**BLOCO DE TEXTO:**
══════════════════════════════

Eu tenho diversas preferências e favoritos, seja no mundo cinematográfico, na literatura ou na música. Por esse motivo resolvi criar essa coluna, chamada Hall da Fama, onde uma vez por mês trago um destaque para vocês, com curiosidades e indicações. Fiquei em dúvida com quem começar, pois como disse, eu tenho muitos favoritos por aí. Entretanto, eu tinha que escolher essa pessoa porque foi com ele que eu criei paixão pela literatura. Se não fosse por esse homem, acredito que hoje não teria a metade da vontade de ler ou de escrever. O Hall da Fama do mês de junho é seu, José de Alencar.

══════════════════════════════

Registros de anotação de regiões
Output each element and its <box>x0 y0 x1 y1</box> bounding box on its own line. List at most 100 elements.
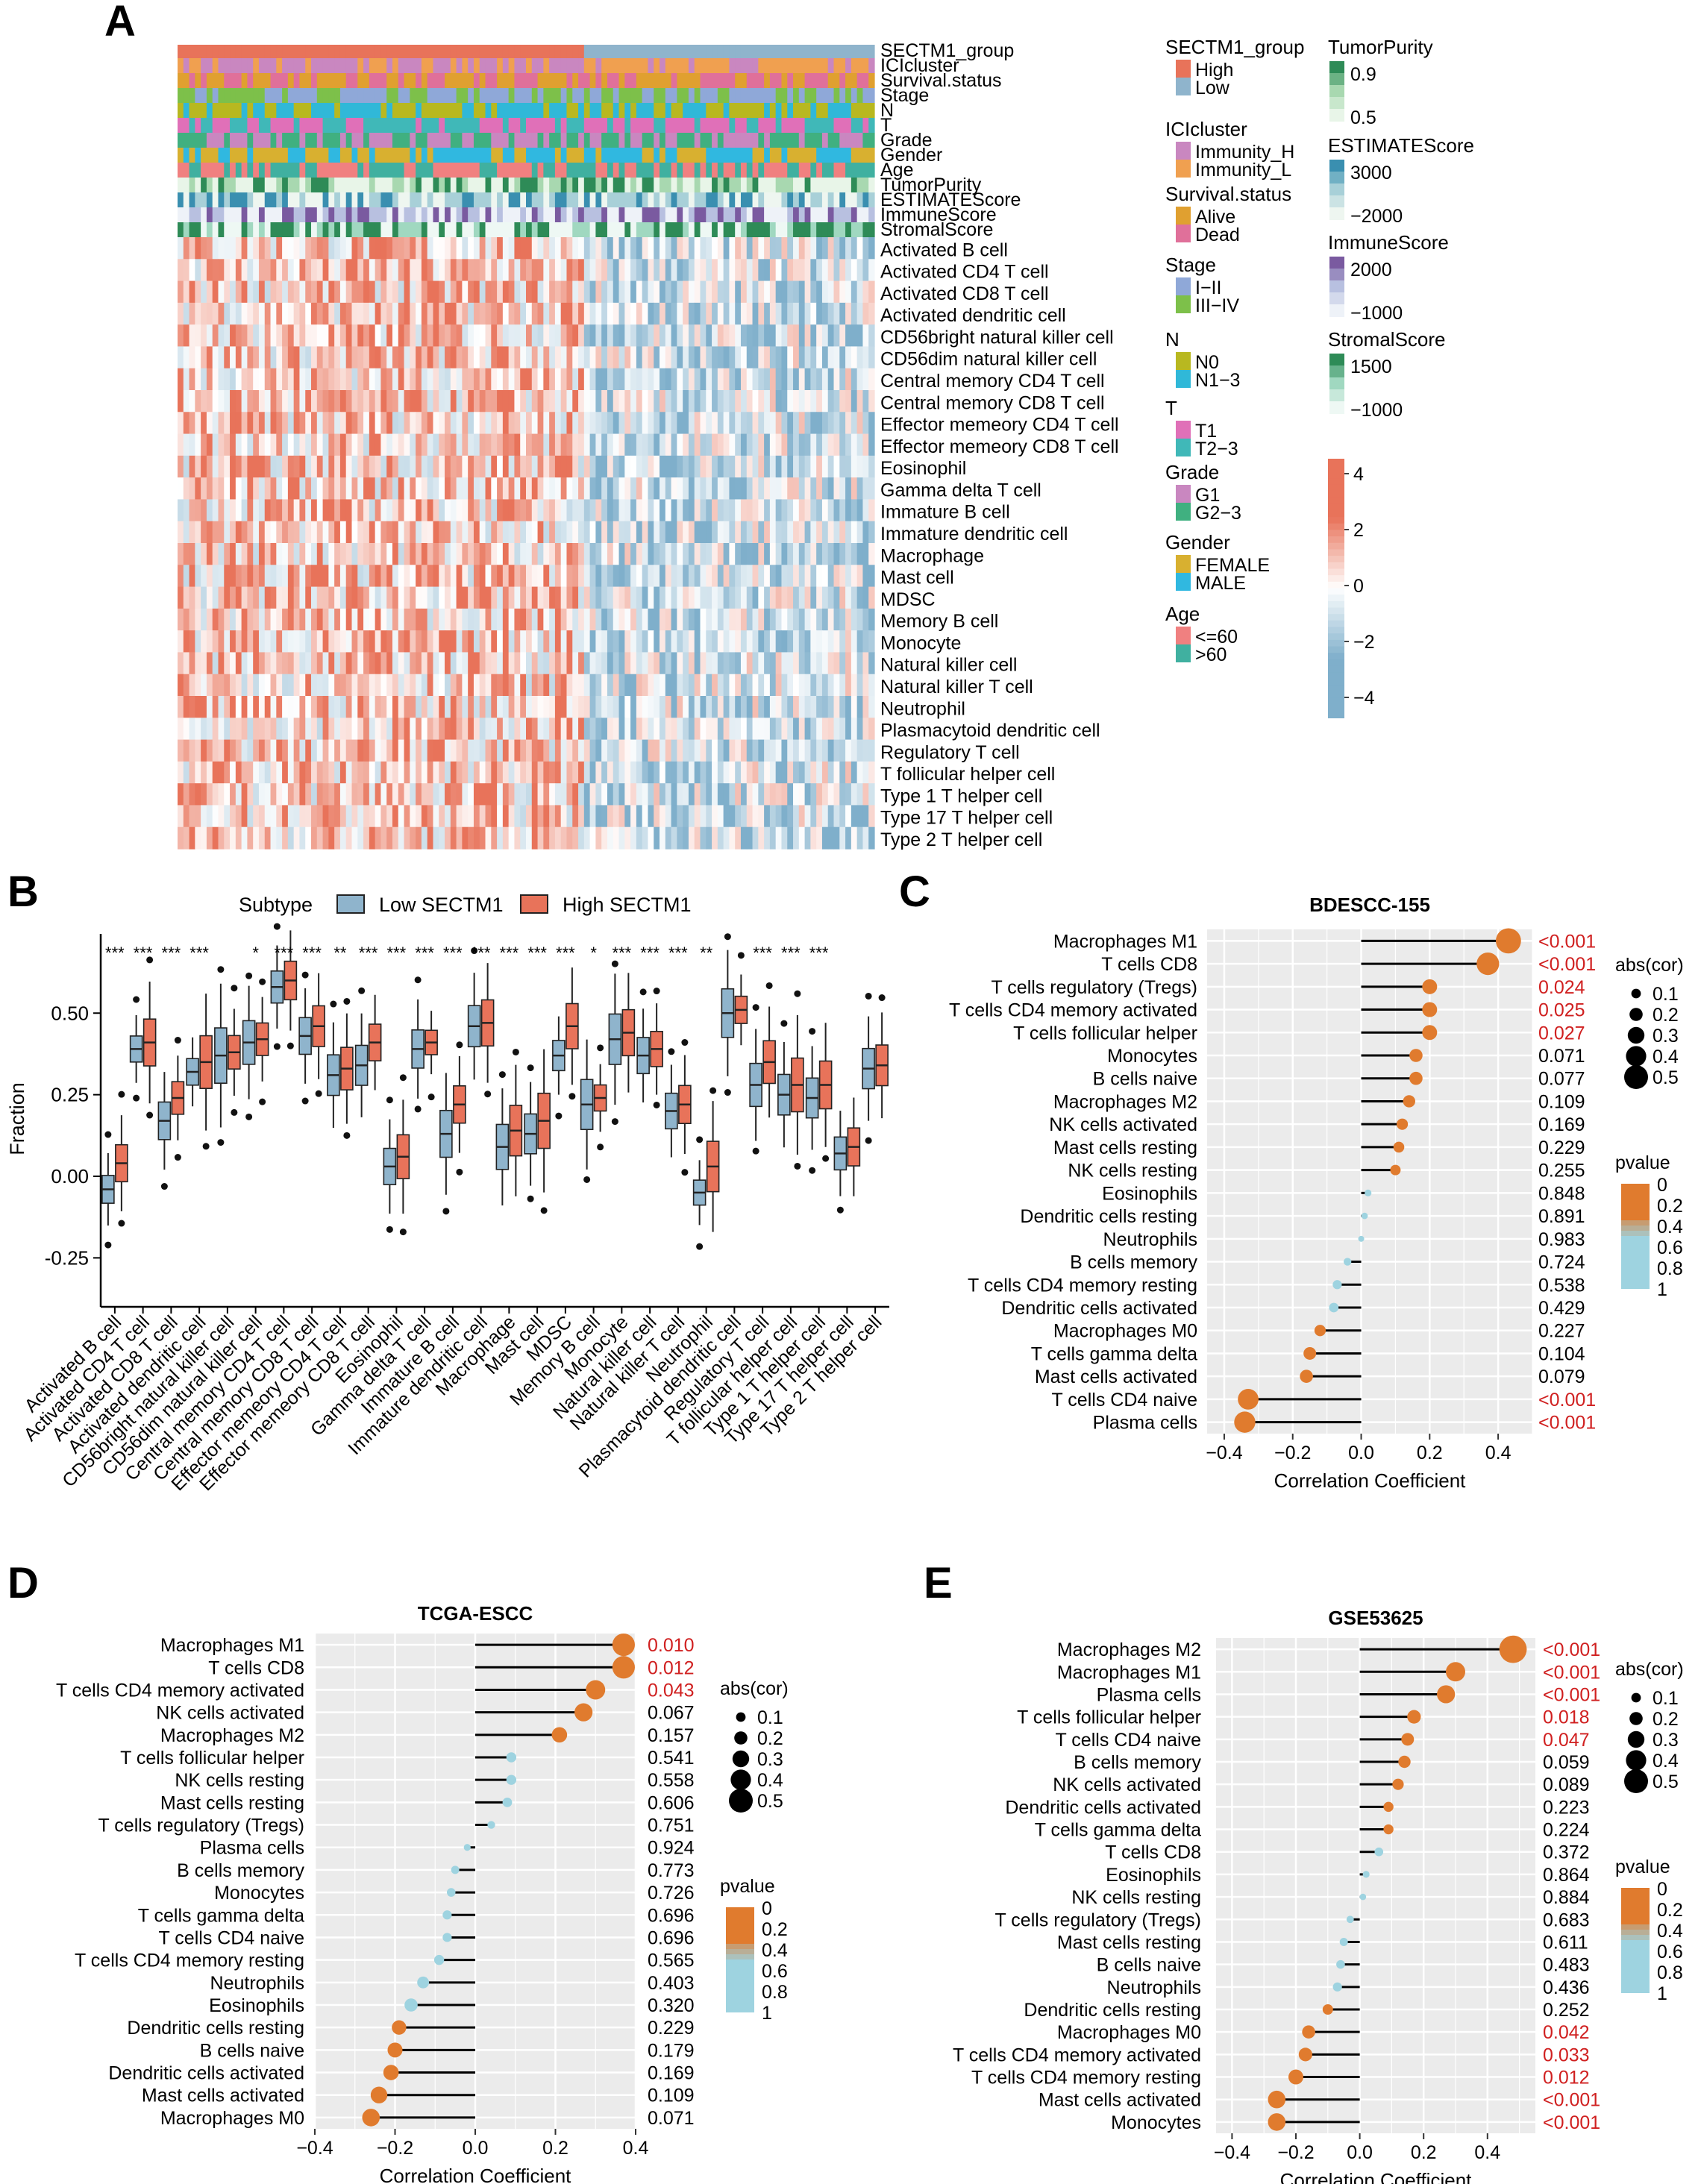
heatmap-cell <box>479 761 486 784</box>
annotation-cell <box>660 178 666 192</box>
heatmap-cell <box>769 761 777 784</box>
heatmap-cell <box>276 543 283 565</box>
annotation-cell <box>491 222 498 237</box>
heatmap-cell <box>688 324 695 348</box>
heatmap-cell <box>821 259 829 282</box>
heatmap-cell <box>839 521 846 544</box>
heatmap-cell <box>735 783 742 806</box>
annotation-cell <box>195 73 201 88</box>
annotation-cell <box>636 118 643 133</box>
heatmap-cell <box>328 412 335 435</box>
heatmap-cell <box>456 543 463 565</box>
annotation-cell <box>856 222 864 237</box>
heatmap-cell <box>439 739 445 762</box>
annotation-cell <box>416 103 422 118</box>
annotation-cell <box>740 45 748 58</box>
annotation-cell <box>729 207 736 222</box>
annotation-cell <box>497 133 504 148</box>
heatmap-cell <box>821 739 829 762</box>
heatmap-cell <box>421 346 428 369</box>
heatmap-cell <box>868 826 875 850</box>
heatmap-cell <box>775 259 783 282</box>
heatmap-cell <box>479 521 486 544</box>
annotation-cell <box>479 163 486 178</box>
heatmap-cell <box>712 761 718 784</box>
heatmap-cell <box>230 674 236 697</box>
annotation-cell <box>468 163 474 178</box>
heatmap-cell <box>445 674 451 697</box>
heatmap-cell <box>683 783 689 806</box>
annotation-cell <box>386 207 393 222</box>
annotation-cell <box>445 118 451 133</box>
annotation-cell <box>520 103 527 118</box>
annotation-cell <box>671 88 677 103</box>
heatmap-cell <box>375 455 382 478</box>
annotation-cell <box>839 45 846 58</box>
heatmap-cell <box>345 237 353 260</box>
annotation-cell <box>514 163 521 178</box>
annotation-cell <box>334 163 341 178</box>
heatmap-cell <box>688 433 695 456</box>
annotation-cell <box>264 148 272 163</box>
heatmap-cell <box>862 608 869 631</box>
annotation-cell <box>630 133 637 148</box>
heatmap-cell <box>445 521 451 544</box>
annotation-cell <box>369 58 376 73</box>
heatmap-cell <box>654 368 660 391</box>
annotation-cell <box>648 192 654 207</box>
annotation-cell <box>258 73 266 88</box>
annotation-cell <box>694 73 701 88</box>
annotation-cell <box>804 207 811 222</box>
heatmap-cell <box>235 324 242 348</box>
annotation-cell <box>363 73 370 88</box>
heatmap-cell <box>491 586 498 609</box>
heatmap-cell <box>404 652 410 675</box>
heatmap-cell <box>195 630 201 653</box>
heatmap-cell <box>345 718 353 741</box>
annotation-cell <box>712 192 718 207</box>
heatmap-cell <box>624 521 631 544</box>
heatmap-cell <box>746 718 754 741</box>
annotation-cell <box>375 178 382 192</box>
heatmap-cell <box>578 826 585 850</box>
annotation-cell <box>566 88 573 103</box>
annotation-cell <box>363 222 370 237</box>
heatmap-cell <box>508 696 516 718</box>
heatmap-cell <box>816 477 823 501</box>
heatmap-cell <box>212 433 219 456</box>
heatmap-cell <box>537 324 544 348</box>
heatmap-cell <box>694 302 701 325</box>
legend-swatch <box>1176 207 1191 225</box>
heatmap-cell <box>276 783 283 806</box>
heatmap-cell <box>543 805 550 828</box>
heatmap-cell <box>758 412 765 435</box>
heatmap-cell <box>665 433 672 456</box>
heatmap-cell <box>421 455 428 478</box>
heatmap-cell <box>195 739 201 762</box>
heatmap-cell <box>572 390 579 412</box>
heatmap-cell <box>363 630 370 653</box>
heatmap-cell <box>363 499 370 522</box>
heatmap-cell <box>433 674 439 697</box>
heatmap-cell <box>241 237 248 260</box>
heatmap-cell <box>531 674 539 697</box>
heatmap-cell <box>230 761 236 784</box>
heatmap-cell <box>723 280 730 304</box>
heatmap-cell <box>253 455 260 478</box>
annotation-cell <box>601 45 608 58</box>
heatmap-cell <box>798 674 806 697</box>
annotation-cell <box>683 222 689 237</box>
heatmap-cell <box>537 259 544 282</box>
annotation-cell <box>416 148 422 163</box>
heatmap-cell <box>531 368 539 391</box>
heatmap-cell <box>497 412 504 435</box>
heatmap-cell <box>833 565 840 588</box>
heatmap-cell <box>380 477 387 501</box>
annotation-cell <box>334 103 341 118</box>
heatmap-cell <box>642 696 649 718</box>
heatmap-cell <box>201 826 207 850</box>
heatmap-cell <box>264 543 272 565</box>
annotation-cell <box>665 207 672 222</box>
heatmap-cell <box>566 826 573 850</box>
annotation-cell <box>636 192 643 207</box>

══════════════════════════════

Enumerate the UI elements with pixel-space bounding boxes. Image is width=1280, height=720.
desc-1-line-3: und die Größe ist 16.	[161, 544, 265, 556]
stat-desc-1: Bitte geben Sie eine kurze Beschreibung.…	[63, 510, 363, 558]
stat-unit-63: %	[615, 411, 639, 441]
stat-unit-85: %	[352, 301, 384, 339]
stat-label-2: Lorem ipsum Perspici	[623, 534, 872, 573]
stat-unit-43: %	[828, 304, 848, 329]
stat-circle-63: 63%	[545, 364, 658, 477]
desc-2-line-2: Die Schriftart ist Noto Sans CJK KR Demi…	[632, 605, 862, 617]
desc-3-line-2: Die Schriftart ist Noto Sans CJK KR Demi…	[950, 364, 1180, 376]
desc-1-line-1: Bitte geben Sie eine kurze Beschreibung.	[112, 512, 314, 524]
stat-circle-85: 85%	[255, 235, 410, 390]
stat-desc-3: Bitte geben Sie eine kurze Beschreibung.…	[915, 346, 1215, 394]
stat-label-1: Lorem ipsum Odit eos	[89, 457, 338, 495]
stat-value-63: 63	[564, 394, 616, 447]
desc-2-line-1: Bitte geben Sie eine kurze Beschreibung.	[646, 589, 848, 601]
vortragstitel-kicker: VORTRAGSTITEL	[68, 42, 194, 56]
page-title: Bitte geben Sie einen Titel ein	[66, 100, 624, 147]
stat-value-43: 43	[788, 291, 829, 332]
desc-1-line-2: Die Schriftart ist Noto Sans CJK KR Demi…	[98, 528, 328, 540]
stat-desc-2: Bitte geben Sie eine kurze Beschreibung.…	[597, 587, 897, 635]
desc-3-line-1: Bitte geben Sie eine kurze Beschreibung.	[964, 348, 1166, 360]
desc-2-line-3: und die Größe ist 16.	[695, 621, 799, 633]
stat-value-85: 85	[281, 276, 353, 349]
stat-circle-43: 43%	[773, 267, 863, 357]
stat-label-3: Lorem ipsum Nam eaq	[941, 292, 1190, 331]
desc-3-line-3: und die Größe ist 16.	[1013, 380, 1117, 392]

══════════════════════════════

**EXERCÍCIO ESCRITO 1:**
Modifique o texto sobre o Hall da Fama reescrevendo o trecho entre "Eu tenho diversas" e "José de Alencar.", inclusive, com "coluna" trocado por "seção".
**EXERCÍCIO ESCRITO 2:**
Resuma em duas frases o texto sobre o Hall da Fama.

**RESULTADO CORRETO 1:**
Eu tenho diversas preferências e favoritos, seja no mundo cinematográfico, na literatura ou na música. Por esse motivo resolvi criar essa seção, chamada Hall da Fama, onde uma vez por mês trago um destaque para vocês, com curiosidades e indicações. Fiquei em dúvida com quem começar, pois como disse, eu tenho muitos favoritos por aí. Entretanto, eu tinha que escolher essa pessoa porque foi com ele que eu criei paixão pela literatura. Se não fosse por esse homem, acredito que hoje não teria a metade da vontade de ler ou de escrever. O Hall da Fama do mês de junho é seu, José de Alencar.

**RESULTADO CORRETO 2:**
Por ter diversas preferências no cinema, na literatura e na música, quem escreve criou a coluna Hall da Fama, que traz uma vez por mês um destaque com curiosidades e indicações. O destaque de junho é José de Alencar, escolhido por ter despertado em quem escreve a paixão pela literatura.